### Exercise
Copy each line of the entries that contains the word "text".

### Extracted material
>> start

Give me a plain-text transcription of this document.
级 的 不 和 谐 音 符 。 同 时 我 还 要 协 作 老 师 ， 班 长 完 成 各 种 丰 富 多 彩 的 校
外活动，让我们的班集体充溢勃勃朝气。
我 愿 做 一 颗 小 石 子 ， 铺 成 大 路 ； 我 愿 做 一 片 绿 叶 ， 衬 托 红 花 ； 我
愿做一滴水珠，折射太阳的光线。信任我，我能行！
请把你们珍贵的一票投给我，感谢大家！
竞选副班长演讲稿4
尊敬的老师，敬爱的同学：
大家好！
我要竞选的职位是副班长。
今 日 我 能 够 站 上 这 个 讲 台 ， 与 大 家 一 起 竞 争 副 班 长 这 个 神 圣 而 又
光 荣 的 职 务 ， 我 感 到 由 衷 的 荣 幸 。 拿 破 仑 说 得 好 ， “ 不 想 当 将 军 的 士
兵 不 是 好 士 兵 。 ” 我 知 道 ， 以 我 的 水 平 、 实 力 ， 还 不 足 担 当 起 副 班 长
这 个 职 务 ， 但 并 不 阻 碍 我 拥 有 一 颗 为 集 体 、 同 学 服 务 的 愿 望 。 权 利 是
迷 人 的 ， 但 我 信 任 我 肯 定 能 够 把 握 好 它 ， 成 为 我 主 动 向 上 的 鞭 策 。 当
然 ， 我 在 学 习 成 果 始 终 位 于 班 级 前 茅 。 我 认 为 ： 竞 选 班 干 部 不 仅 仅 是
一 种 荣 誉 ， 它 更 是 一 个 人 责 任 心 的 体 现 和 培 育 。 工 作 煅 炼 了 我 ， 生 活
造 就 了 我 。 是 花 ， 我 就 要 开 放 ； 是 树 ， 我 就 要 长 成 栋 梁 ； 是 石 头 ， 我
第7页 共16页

>> end
>> start

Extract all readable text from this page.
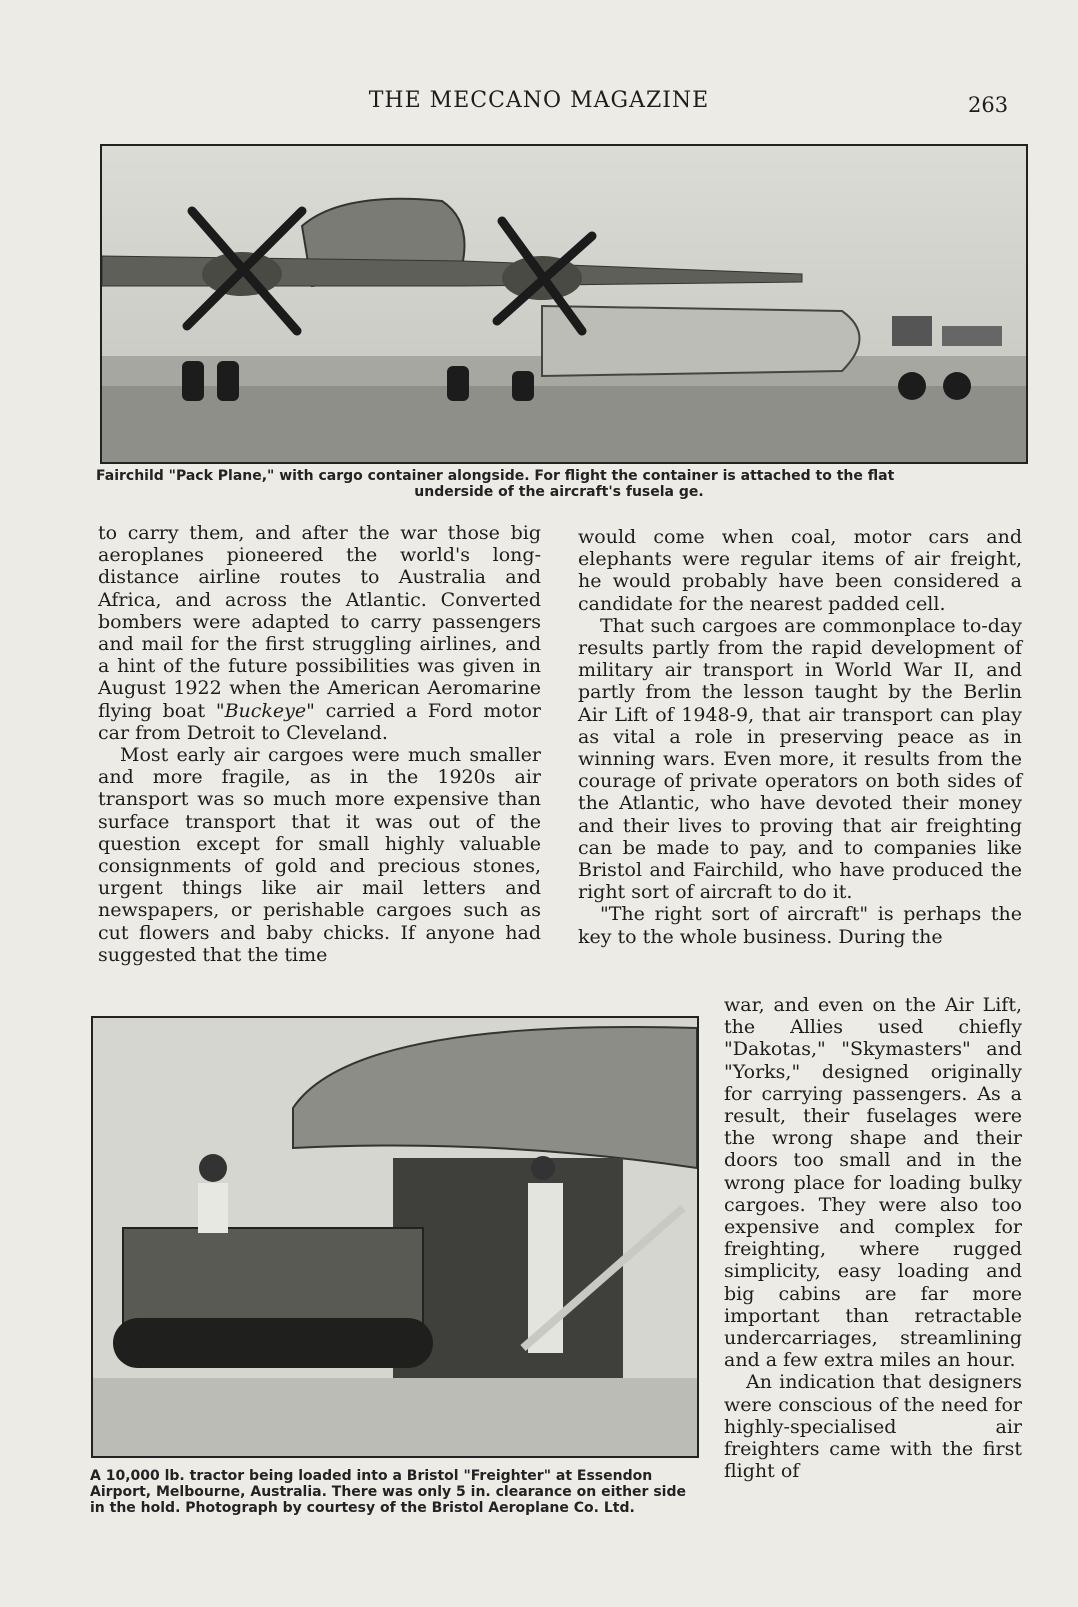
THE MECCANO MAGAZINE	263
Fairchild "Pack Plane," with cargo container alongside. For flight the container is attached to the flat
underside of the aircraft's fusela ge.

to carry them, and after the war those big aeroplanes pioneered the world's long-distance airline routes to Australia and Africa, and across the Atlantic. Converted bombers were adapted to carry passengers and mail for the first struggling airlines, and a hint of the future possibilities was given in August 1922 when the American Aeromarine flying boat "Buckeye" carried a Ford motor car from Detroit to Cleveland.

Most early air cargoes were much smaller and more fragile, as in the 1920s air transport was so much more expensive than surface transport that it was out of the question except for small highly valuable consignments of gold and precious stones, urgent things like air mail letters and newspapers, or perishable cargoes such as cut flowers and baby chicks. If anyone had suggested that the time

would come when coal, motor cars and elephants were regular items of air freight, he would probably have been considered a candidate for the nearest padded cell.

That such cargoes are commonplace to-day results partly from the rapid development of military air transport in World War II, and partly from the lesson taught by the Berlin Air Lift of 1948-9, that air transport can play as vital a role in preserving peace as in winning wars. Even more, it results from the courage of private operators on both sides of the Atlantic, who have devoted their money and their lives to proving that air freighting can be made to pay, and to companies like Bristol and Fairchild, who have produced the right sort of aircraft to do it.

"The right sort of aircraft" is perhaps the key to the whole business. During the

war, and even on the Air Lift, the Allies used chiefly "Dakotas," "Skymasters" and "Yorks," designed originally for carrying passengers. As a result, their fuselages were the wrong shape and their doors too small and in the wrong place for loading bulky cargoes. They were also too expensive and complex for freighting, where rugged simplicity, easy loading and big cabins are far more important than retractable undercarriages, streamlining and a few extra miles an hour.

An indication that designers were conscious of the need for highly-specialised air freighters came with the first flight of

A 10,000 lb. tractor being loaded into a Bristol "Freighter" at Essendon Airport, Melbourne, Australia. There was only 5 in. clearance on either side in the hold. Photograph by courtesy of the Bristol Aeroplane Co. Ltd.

>> end
>> start

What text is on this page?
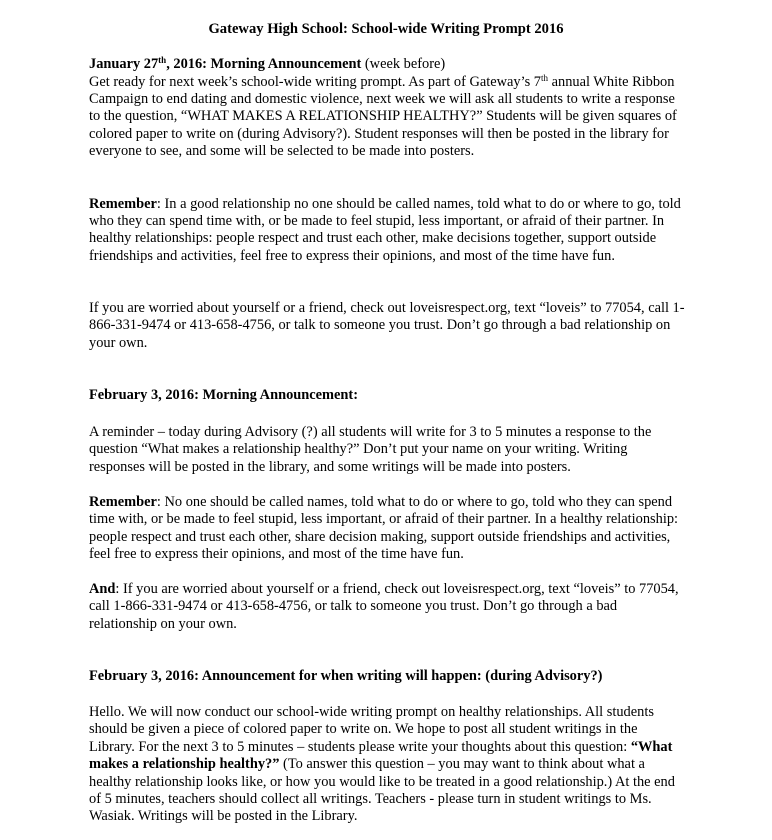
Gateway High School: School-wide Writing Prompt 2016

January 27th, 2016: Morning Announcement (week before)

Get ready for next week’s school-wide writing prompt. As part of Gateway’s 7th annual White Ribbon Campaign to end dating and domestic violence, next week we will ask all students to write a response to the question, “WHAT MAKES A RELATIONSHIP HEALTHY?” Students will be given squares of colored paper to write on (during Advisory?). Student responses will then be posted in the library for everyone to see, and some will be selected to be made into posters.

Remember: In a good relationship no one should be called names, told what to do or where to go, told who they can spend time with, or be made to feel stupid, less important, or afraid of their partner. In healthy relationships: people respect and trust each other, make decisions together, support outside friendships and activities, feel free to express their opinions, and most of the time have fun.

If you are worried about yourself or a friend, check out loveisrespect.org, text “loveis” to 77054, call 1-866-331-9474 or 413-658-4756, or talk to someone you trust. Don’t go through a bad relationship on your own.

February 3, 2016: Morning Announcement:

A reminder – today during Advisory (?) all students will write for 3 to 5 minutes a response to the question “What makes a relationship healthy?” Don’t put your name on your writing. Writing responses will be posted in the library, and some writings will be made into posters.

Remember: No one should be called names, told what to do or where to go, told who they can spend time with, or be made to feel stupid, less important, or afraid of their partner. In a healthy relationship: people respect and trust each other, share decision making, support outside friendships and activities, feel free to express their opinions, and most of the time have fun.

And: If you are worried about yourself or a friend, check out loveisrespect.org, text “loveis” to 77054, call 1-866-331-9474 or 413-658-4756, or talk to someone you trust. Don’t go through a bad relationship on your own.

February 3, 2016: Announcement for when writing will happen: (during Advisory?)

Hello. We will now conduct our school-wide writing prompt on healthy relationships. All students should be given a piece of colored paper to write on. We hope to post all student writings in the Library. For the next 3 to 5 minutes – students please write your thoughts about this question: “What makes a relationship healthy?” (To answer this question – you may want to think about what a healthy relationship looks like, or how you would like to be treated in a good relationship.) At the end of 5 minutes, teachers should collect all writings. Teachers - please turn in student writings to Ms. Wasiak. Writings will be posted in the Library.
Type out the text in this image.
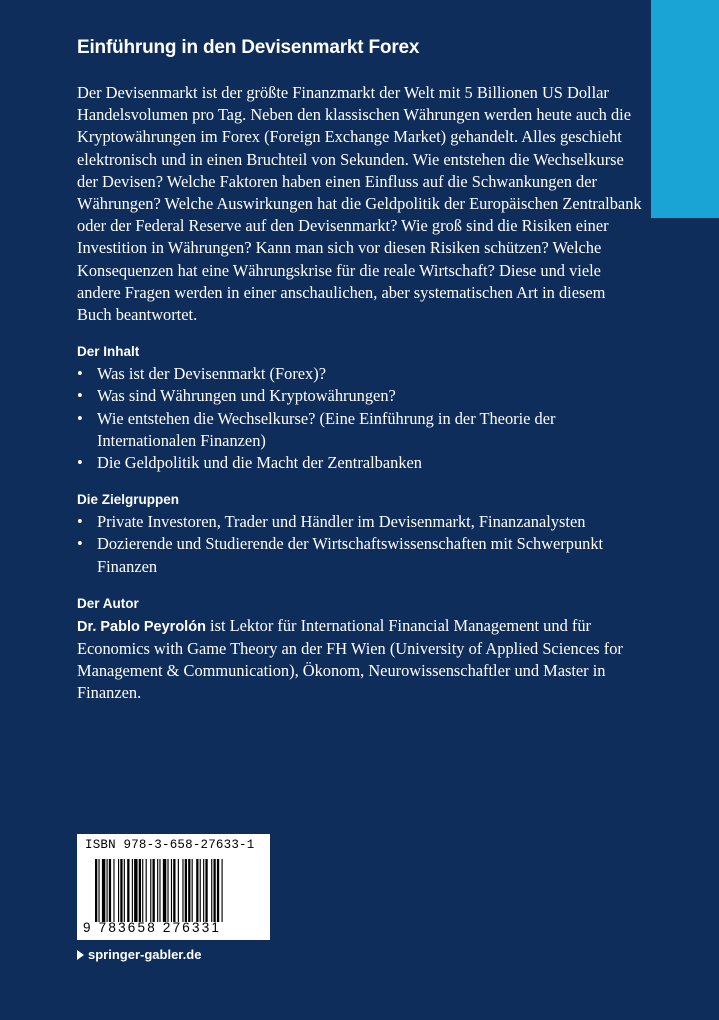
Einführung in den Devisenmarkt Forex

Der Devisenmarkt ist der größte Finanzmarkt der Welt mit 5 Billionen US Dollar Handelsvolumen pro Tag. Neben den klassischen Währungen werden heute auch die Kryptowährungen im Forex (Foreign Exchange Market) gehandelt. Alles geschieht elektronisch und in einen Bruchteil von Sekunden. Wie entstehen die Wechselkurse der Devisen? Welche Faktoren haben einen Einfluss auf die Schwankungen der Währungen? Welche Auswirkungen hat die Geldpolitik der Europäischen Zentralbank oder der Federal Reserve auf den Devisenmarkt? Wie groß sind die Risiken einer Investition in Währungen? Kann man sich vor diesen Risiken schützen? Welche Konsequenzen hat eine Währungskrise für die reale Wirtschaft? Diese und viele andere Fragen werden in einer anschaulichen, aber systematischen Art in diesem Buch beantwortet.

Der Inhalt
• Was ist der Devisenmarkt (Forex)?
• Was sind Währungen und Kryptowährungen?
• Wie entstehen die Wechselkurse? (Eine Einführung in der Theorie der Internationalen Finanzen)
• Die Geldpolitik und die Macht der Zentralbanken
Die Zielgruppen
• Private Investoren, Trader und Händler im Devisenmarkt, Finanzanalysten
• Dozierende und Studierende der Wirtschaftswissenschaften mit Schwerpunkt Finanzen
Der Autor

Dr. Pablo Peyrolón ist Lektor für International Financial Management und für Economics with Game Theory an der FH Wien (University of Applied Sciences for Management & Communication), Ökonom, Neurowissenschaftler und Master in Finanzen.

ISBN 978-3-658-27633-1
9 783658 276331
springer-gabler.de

>> end

### Written answer
Give me a plain-text transcription of this document.
Extract all readable text from this page.
What text is on this page?
If you are worried about yourself or a friend, check out loveisrespect.org, text “loveis” to 77054, call 1-866-331-9474 or 413-658-4756, or talk to someone you trust. Don’t go through a bad relationship on your own.
And: If you are worried about yourself or a friend, check out loveisrespect.org, text “loveis” to 77054, call 1-866-331-9474 or 413-658-4756, or talk to someone you trust. Don’t go through a bad relationship on your own.
Type out the text in this image.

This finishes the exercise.